- Items:
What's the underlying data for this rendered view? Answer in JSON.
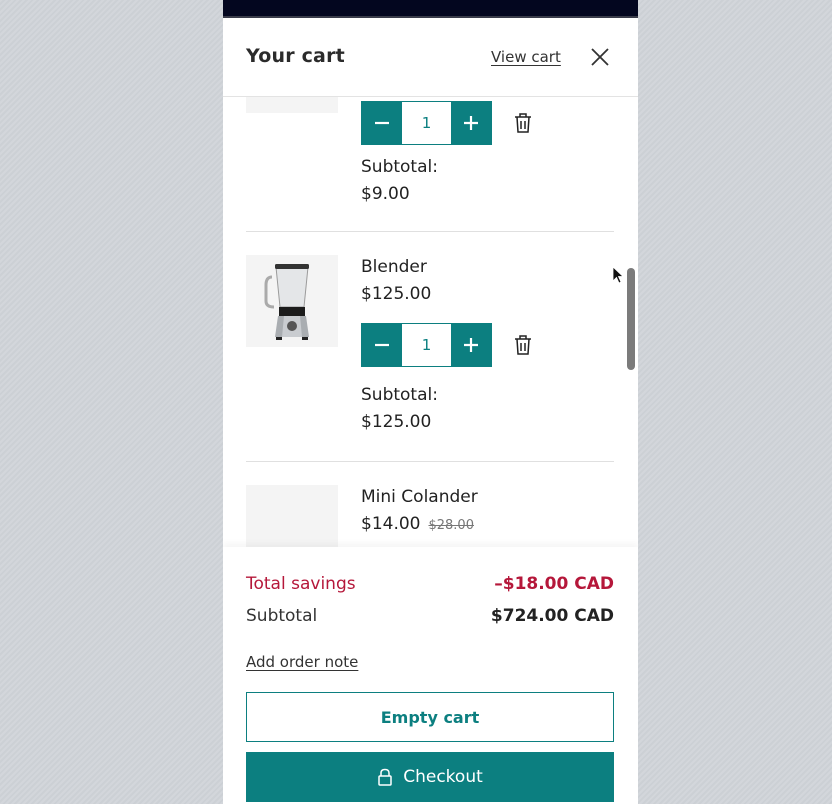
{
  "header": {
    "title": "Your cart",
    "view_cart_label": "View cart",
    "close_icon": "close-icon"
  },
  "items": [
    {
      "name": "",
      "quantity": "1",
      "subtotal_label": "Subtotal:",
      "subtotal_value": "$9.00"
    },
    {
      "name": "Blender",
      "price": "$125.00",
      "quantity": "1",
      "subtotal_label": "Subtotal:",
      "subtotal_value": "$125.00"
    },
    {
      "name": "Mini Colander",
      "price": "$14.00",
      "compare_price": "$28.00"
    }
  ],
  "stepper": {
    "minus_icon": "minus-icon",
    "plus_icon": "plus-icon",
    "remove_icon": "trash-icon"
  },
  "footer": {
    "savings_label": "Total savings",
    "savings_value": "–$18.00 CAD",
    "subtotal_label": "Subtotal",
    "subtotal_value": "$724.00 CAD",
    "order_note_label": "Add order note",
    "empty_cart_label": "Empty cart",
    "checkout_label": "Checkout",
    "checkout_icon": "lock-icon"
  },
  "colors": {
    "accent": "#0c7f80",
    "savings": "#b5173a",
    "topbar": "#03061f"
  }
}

- Problem: Repeat every record precisely. Any picture among them stays out of the copy.

- Final result:
What's the underlying data for this rendered view? Answer in JSON.
{
  "header": {
    "title": "Your cart",
    "view_cart_label": "View cart",
    "close_icon": "close-icon"
  },
  "items": [
    {
      "name": "",
      "quantity": "1",
      "subtotal_label": "Subtotal:",
      "subtotal_value": "$9.00"
    },
    {
      "name": "Blender",
      "price": "$125.00",
      "quantity": "1",
      "subtotal_label": "Subtotal:",
      "subtotal_value": "$125.00"
    },
    {
      "name": "Mini Colander",
      "price": "$14.00",
      "compare_price": "$28.00"
    }
  ],
  "stepper": {
    "minus_icon": "minus-icon",
    "plus_icon": "plus-icon",
    "remove_icon": "trash-icon"
  },
  "footer": {
    "savings_label": "Total savings",
    "savings_value": "–$18.00 CAD",
    "subtotal_label": "Subtotal",
    "subtotal_value": "$724.00 CAD",
    "order_note_label": "Add order note",
    "empty_cart_label": "Empty cart",
    "checkout_label": "Checkout",
    "checkout_icon": "lock-icon"
  },
  "colors": {
    "accent": "#0c7f80",
    "savings": "#b5173a",
    "topbar": "#03061f"
  }
}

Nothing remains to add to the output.